Emma Hardy was brought up in the East Riding – a few miles from the seat of Hull West and Haltemprice that she now represents in Parliament. She attended the local Wyke College in Bricknell for her sixth-form studies before going further afield (Leeds and Liverpool) to train as a teacher. It wasn’t long before she was back home, however, teaching at Willerby Carr Lane Primary School – a school she taught at for over ten years.
It was teaching that led her into politics. After graduating in 2001 she started teaching in 2004, but by 2011 she decided that she had better start fighting to defend the type of education that she valued. She wanted to defend an education system that gave all people of all ages the chance to make a better life for themselves just like the chance education had given her Dad. He’d left school with few qualifications but gone back to college later on in life to become a head teacher. His route out of poverty – education – was a route he shared with his brothers but in the austere climate post-2008, it was an education system that the then Education Secretary Michael Gove was tearing down.
So, in 2011 Emma got political. She joined a campaign protesting against school cuts and met Alan Johnson, the then MP for Hull West and Hessle, to hand him a petition. In 2015 she left teaching to become a full-time organiser for the National Union of Teachers in order to put all her efforts into fighting for the resources that schools and colleges need.

#### Directions
1 - Copy the Emma Hardy profile word for word from "It was teaching" to "was tearing down.".
2 - According to the Emma Hardy profile, what did she leave teaching in 2015 to become?

#### Data block
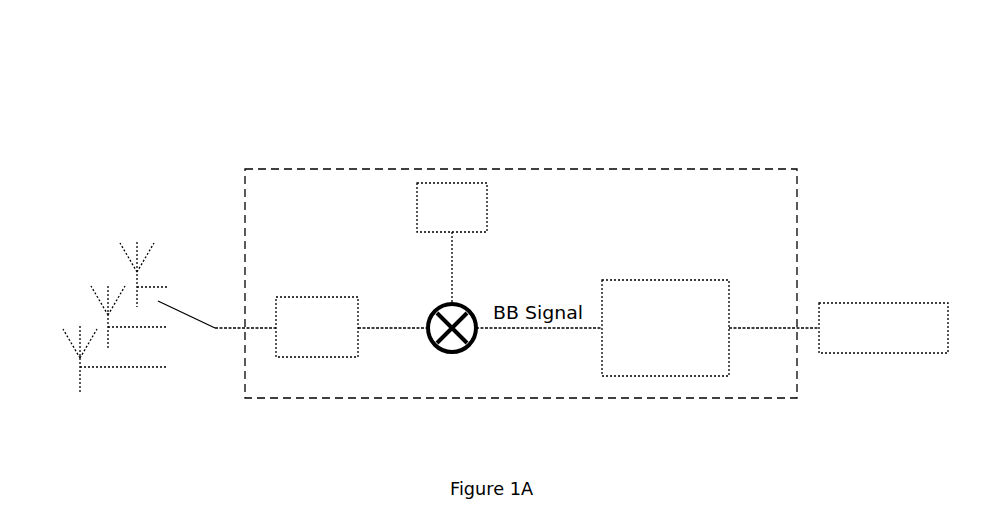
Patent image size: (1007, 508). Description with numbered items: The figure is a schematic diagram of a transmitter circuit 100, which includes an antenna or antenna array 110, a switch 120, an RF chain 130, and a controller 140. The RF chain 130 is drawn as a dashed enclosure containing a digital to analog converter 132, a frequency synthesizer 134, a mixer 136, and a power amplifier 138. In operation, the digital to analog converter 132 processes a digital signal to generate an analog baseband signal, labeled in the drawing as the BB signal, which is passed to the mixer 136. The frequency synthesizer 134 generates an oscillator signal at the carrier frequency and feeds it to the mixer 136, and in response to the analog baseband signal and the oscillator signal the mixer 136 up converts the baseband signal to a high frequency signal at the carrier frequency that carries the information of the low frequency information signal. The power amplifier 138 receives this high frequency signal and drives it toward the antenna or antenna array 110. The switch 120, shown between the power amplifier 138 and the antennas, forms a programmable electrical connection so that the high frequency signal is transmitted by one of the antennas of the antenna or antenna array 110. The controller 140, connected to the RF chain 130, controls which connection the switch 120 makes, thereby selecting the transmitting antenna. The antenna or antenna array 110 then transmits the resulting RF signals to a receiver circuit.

#### The solutions
1 -
It was teaching that led her into politics. After graduating in 2001 she started teaching in 2004, but by 2011 she decided that she had better start fighting to defend the type of education that she valued. She wanted to defend an education system that gave all people of all ages the chance to make a better life for themselves just like the chance education had given her Dad. He’d left school with few qualifications but gone back to college later on in life to become a head teacher. His route out of poverty – education – was a route he shared with his brothers but in the austere climate post-2008, it was an education system that the then Education Secretary Michael Gove was tearing down.

2 - A full-time organiser for the National Union of Teachers.